··· Stored data ···

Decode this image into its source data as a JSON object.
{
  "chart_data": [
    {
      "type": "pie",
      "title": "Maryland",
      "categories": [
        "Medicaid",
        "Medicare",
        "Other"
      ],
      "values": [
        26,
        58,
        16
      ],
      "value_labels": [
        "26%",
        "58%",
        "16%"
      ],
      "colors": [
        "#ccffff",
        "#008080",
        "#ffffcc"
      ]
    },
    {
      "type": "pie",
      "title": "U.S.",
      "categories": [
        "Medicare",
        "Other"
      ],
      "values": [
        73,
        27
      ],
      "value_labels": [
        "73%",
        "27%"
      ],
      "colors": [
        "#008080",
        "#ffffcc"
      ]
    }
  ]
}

···

Exercise: What is needed here is an exact reproduction of all the entries.

Result of this exercise:
Decode this image into its source data as a JSON object.
{
  "chart_data": [
    {
      "type": "pie",
      "title": "Maryland",
      "categories": [
        "Medicaid",
        "Medicare",
        "Other"
      ],
      "values": [
        26,
        58,
        16
      ],
      "value_labels": [
        "26%",
        "58%",
        "16%"
      ],
      "colors": [
        "#ccffff",
        "#008080",
        "#ffffcc"
      ]
    },
    {
      "type": "pie",
      "title": "U.S.",
      "categories": [
        "Medicare",
        "Other"
      ],
      "values": [
        73,
        27
      ],
      "value_labels": [
        "73%",
        "27%"
      ],
      "colors": [
        "#008080",
        "#ffffcc"
      ]
    }
  ]
}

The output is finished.